Stored records:
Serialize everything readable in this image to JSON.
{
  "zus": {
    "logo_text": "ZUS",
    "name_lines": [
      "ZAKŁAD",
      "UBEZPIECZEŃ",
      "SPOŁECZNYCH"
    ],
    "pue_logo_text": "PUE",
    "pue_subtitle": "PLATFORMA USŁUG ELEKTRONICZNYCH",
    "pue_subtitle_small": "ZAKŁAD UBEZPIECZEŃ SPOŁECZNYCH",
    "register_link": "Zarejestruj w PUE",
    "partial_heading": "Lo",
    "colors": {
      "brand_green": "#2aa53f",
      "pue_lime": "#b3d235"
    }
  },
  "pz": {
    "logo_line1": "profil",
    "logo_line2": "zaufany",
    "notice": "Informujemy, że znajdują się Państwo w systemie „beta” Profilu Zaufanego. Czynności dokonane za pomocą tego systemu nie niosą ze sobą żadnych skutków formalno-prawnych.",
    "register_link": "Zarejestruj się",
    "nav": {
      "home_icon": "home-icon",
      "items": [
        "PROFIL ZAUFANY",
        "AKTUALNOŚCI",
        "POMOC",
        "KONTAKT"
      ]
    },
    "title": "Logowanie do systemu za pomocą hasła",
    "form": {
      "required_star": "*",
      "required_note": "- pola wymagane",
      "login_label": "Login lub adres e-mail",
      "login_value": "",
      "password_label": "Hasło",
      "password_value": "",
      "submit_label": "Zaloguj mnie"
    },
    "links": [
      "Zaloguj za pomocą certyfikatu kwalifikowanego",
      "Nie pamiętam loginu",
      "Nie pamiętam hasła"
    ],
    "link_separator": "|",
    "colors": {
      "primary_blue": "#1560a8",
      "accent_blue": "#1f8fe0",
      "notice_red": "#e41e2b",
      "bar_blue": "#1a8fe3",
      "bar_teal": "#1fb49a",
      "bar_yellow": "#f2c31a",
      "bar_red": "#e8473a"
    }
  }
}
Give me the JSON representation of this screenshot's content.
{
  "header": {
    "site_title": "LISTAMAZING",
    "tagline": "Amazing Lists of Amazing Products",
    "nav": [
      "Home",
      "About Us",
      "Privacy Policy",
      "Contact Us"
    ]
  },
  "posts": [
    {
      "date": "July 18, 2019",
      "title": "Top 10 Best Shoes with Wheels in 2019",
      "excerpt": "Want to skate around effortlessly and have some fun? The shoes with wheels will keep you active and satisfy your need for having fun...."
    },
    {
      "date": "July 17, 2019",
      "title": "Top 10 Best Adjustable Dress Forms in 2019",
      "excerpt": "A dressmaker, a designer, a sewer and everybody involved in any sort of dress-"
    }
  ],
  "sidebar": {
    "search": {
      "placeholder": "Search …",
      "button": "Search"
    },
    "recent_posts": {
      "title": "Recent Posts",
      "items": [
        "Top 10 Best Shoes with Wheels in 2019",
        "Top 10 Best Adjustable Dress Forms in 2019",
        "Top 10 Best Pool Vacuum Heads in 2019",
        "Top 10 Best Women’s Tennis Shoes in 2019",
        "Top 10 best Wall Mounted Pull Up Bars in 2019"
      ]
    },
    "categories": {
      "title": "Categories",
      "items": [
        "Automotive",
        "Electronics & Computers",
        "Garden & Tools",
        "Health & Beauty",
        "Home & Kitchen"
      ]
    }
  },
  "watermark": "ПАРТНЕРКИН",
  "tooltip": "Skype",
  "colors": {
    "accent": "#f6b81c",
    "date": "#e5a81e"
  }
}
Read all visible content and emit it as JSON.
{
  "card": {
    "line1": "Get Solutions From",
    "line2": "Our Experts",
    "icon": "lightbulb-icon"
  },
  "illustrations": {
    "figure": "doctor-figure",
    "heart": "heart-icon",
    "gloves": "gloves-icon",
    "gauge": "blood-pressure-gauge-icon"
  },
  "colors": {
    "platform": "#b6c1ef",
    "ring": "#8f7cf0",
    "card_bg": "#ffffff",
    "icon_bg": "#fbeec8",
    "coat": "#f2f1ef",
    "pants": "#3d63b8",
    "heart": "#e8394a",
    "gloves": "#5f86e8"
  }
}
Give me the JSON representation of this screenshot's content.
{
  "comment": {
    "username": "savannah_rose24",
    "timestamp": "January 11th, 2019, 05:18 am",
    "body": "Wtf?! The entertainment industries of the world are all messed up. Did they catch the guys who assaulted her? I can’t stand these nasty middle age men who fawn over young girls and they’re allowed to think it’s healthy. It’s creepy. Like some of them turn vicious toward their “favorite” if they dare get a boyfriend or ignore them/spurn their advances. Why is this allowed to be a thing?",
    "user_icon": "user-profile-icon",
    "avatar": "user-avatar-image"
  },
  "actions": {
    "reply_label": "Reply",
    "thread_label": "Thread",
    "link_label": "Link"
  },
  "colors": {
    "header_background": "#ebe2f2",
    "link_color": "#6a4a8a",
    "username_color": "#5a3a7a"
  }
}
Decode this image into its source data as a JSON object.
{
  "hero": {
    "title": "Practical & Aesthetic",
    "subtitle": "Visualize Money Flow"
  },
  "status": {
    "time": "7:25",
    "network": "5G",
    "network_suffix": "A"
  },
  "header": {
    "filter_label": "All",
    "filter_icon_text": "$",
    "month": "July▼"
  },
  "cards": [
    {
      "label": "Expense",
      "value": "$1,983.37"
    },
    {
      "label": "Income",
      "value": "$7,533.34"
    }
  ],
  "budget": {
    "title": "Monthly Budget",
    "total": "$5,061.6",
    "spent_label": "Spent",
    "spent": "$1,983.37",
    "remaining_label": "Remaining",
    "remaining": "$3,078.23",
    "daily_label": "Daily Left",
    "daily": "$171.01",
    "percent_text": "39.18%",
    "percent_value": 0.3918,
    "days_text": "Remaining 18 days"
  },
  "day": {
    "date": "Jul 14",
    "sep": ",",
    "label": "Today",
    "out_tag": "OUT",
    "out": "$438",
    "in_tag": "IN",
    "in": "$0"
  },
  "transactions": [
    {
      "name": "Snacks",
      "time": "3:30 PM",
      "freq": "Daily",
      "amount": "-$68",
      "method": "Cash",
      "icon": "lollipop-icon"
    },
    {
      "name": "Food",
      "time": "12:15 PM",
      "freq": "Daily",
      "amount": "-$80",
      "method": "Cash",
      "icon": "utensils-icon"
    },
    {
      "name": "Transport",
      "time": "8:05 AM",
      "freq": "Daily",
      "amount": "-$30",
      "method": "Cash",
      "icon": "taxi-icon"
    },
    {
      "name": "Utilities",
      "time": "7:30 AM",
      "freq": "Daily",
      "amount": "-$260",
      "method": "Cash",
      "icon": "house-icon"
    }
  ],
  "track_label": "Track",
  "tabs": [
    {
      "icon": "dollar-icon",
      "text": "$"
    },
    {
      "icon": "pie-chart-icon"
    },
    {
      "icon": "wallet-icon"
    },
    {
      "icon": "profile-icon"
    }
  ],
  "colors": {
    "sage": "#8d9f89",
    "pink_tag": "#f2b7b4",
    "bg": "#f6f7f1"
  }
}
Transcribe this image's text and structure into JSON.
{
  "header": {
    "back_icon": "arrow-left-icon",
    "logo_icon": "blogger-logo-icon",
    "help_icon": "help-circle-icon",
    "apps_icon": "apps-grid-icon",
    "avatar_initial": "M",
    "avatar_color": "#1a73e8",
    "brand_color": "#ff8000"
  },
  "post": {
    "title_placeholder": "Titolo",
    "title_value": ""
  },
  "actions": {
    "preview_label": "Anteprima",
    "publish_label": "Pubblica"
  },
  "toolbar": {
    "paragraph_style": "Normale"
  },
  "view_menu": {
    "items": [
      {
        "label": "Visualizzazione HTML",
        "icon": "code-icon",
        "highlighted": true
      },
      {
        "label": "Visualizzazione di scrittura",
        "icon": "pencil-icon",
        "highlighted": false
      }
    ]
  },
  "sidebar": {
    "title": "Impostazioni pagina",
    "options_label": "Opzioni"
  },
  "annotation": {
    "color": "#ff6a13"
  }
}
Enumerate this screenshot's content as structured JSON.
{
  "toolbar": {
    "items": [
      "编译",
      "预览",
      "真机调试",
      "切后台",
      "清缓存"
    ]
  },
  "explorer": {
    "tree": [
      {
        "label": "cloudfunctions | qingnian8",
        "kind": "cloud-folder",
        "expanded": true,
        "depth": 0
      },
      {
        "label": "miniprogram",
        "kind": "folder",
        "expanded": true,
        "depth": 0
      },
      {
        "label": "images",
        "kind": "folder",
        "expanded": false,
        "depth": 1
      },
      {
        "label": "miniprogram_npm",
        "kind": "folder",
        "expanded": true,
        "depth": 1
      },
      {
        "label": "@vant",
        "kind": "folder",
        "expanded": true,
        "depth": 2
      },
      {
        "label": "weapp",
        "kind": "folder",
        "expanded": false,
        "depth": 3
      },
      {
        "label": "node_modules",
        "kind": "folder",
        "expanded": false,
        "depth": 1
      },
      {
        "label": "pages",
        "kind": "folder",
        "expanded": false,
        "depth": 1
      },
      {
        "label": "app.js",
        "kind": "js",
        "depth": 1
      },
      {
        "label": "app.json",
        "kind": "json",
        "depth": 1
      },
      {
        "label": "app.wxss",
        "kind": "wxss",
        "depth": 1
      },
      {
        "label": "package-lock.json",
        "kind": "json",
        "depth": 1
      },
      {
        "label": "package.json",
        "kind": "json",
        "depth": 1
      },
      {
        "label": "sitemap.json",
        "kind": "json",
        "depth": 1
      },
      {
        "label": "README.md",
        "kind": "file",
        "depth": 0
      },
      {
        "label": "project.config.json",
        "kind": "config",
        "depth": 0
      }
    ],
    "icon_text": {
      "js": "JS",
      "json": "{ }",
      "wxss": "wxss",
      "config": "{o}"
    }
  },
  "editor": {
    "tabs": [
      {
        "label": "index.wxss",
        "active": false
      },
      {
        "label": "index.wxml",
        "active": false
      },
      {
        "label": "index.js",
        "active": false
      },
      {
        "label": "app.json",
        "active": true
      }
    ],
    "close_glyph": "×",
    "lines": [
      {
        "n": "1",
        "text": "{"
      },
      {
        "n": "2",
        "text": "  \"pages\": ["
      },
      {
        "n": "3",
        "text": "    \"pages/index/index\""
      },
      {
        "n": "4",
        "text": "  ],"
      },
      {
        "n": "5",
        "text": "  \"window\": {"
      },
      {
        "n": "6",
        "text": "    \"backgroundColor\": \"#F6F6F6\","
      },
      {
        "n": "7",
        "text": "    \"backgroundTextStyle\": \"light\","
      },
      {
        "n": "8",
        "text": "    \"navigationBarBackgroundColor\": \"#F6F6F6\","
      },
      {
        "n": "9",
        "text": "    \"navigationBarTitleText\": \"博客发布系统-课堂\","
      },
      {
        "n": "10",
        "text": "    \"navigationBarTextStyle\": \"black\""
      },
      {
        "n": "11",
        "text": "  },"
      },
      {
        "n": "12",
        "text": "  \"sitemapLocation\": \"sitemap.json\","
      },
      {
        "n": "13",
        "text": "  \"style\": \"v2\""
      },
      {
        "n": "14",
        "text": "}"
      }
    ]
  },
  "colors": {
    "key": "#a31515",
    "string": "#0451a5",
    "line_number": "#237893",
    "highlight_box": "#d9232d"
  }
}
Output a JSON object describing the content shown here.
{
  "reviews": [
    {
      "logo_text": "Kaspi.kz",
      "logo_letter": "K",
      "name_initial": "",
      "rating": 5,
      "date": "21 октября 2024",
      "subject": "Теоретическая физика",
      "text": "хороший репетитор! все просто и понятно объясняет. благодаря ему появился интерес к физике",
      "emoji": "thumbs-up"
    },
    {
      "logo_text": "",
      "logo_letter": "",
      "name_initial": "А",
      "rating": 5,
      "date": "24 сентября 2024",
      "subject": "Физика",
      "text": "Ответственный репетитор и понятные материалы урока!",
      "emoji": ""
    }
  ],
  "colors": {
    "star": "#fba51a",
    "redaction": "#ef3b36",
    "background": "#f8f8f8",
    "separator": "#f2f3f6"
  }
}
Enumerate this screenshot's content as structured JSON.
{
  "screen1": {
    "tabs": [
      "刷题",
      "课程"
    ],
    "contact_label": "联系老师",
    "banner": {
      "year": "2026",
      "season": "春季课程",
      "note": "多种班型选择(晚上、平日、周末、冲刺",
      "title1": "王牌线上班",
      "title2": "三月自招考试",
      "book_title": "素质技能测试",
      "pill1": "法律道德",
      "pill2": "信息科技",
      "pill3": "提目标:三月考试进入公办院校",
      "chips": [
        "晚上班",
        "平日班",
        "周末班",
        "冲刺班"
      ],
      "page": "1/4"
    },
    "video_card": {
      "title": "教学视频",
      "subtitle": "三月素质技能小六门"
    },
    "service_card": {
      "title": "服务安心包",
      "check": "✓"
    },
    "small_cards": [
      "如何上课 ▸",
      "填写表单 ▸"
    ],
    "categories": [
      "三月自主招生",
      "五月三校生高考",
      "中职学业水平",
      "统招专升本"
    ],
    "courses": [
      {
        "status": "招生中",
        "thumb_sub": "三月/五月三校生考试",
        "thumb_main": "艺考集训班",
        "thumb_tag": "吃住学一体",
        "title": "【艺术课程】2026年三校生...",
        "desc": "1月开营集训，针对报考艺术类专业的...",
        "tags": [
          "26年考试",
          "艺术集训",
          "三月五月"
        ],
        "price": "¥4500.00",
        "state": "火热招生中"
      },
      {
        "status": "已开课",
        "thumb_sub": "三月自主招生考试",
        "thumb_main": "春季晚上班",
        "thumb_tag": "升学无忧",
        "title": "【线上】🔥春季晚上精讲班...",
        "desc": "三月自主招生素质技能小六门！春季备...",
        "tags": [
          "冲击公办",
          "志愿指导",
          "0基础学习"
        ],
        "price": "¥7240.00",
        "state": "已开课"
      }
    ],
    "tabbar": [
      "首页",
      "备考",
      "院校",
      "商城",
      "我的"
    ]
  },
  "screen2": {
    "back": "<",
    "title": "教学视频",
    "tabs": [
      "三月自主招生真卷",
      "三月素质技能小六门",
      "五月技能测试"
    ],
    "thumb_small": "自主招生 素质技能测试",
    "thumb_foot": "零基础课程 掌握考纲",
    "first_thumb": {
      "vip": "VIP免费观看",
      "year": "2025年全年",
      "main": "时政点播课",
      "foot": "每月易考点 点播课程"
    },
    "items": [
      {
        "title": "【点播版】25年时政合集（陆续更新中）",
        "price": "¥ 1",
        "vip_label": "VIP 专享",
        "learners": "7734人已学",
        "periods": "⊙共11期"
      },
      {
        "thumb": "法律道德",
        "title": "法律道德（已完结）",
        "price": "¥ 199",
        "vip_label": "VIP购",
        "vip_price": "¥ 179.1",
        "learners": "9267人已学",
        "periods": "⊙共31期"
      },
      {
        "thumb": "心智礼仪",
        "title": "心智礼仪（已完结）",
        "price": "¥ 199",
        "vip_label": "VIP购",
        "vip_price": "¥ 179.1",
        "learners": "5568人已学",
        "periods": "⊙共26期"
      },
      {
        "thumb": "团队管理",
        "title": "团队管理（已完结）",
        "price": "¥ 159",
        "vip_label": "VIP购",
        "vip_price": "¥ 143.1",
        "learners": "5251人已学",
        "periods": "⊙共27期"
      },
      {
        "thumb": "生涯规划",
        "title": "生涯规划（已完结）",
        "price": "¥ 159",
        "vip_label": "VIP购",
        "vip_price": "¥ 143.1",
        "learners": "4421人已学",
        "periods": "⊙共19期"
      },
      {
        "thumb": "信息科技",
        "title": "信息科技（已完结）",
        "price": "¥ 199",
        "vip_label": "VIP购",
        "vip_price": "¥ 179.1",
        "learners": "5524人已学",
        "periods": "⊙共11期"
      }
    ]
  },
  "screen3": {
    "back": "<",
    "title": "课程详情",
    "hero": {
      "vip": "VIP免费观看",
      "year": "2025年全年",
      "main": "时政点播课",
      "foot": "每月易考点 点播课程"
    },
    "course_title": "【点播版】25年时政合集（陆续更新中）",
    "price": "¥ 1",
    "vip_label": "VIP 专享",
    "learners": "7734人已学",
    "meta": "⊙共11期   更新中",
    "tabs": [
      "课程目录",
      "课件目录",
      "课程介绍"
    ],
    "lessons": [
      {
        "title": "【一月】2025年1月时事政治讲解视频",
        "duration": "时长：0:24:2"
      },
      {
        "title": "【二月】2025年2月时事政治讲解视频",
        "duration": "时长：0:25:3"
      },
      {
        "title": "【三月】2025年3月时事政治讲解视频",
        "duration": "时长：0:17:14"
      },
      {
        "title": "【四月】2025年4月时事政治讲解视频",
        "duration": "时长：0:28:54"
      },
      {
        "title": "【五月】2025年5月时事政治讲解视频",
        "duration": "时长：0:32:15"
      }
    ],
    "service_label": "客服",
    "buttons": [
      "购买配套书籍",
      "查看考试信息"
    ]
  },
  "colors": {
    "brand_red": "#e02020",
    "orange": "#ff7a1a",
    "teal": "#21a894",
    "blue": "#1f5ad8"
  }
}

Do this: Scan the data above; copy every line where "config" appears.

Response:
        "label": "project.config.json",
        "kind": "config",
      "config": "{o}"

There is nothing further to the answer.